Data items |
start
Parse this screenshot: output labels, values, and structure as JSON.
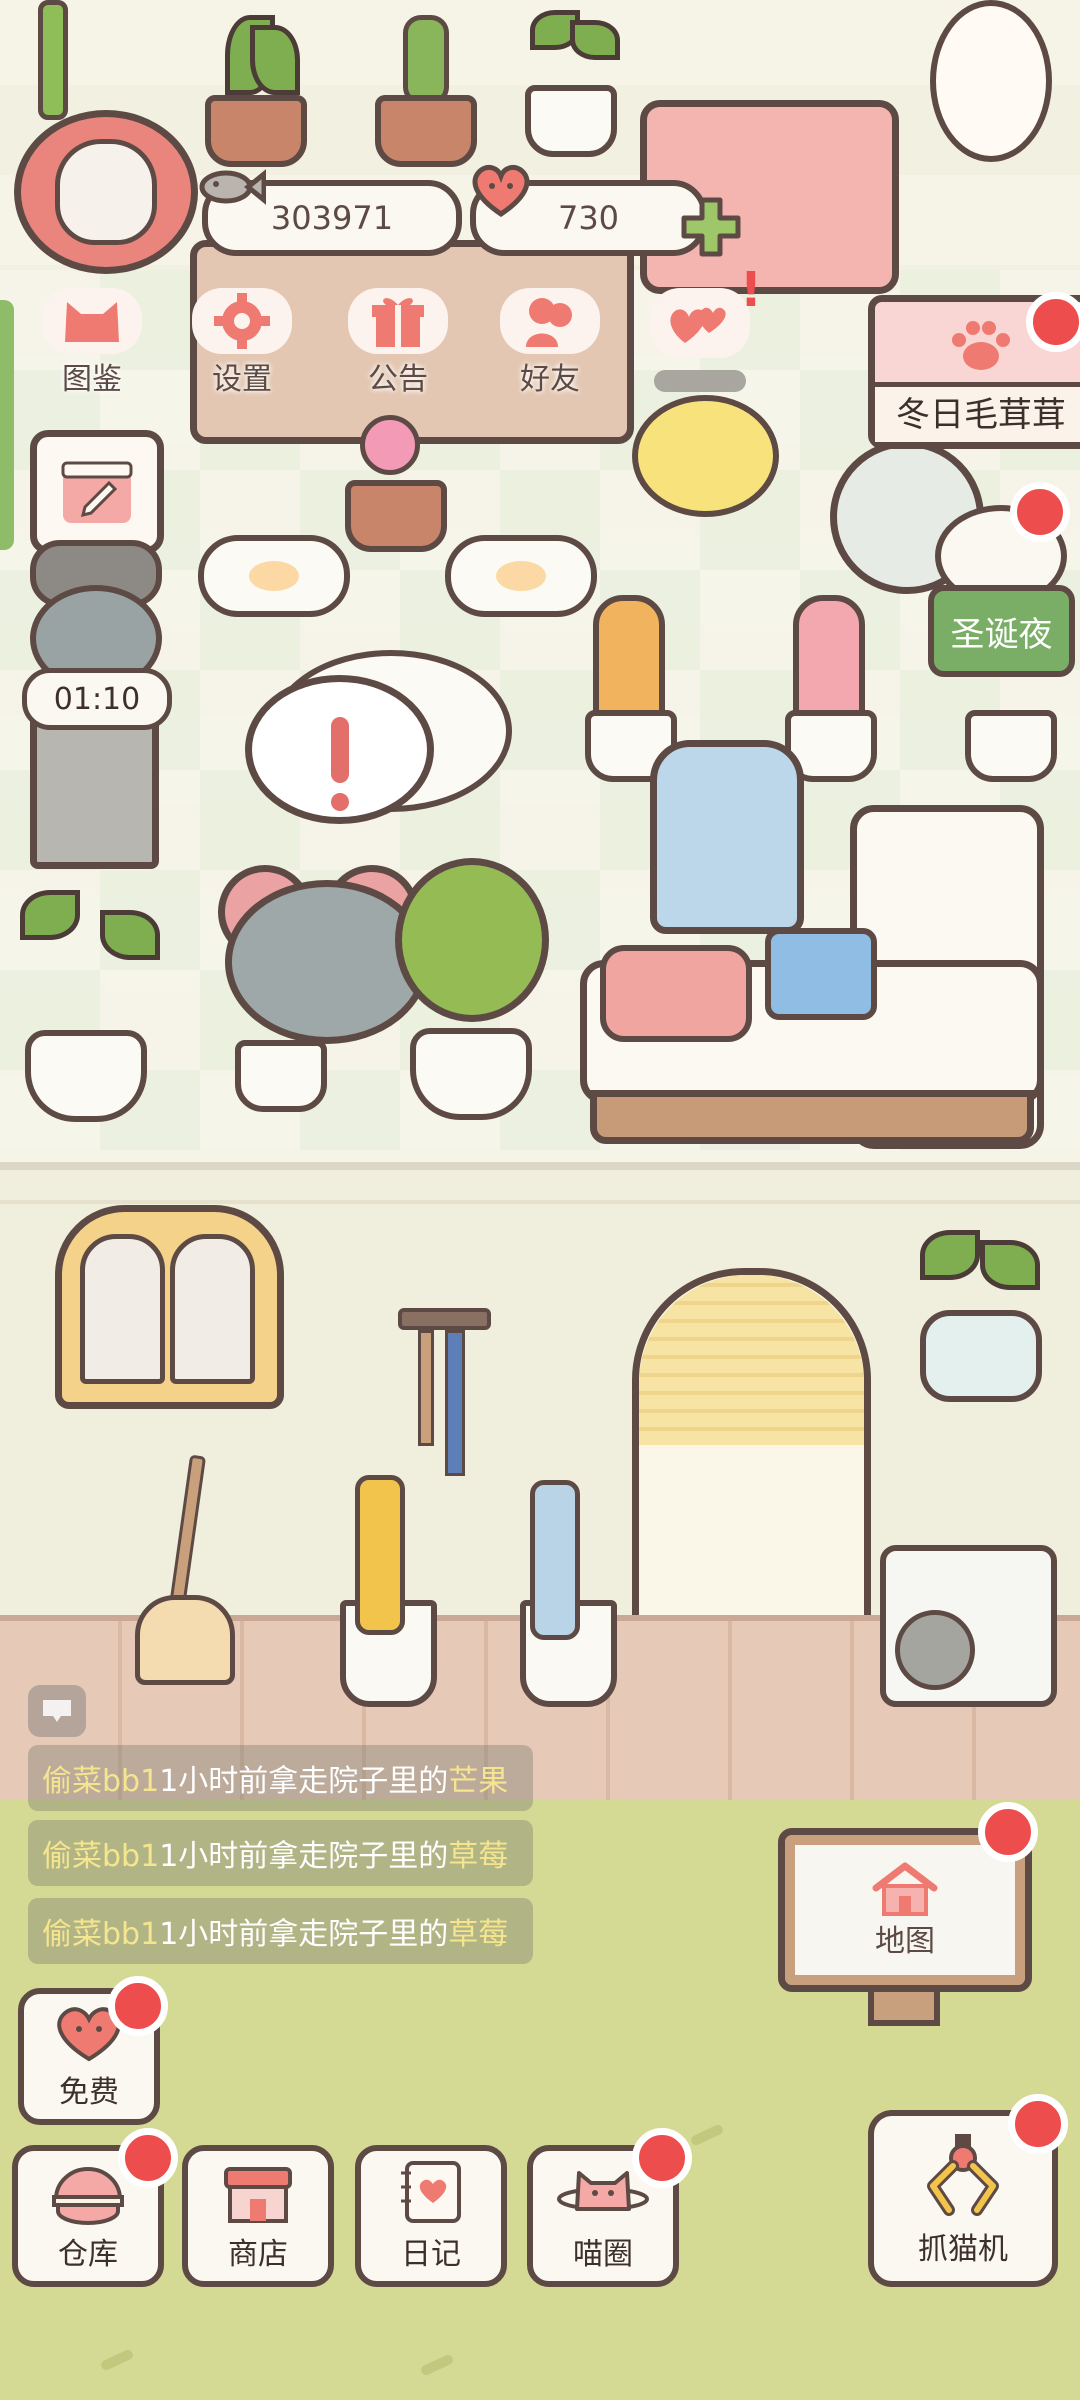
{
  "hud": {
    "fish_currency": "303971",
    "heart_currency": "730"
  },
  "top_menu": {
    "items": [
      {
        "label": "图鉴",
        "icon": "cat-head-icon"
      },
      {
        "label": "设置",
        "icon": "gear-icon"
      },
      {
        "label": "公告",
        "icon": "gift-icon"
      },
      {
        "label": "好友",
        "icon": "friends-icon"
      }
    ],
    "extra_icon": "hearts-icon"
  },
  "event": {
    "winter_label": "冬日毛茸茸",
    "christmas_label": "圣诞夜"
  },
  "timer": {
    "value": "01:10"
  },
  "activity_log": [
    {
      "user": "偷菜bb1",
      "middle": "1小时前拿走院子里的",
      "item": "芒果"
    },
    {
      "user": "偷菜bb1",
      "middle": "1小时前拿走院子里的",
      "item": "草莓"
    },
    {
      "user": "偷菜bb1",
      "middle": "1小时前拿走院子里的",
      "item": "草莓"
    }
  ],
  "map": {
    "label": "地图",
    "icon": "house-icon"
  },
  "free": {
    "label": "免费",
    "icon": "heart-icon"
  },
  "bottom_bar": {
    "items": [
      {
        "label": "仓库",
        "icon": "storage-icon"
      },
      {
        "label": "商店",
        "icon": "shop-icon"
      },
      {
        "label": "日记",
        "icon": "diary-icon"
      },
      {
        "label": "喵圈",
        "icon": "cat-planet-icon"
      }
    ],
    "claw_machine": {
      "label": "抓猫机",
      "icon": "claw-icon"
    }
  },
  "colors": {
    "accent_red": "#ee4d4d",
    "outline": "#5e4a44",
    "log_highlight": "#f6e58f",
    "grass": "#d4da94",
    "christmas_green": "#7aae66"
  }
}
end
Task goal | Transcribe every record above exactly, leaving out the pictures.

The output |
Parse this screenshot: output labels, values, and structure as JSON.
{
  "hud": {
    "fish_currency": "303971",
    "heart_currency": "730"
  },
  "top_menu": {
    "items": [
      {
        "label": "图鉴",
        "icon": "cat-head-icon"
      },
      {
        "label": "设置",
        "icon": "gear-icon"
      },
      {
        "label": "公告",
        "icon": "gift-icon"
      },
      {
        "label": "好友",
        "icon": "friends-icon"
      }
    ],
    "extra_icon": "hearts-icon"
  },
  "event": {
    "winter_label": "冬日毛茸茸",
    "christmas_label": "圣诞夜"
  },
  "timer": {
    "value": "01:10"
  },
  "activity_log": [
    {
      "user": "偷菜bb1",
      "middle": "1小时前拿走院子里的",
      "item": "芒果"
    },
    {
      "user": "偷菜bb1",
      "middle": "1小时前拿走院子里的",
      "item": "草莓"
    },
    {
      "user": "偷菜bb1",
      "middle": "1小时前拿走院子里的",
      "item": "草莓"
    }
  ],
  "map": {
    "label": "地图",
    "icon": "house-icon"
  },
  "free": {
    "label": "免费",
    "icon": "heart-icon"
  },
  "bottom_bar": {
    "items": [
      {
        "label": "仓库",
        "icon": "storage-icon"
      },
      {
        "label": "商店",
        "icon": "shop-icon"
      },
      {
        "label": "日记",
        "icon": "diary-icon"
      },
      {
        "label": "喵圈",
        "icon": "cat-planet-icon"
      }
    ],
    "claw_machine": {
      "label": "抓猫机",
      "icon": "claw-icon"
    }
  },
  "colors": {
    "accent_red": "#ee4d4d",
    "outline": "#5e4a44",
    "log_highlight": "#f6e58f",
    "grass": "#d4da94",
    "christmas_green": "#7aae66"
  }
}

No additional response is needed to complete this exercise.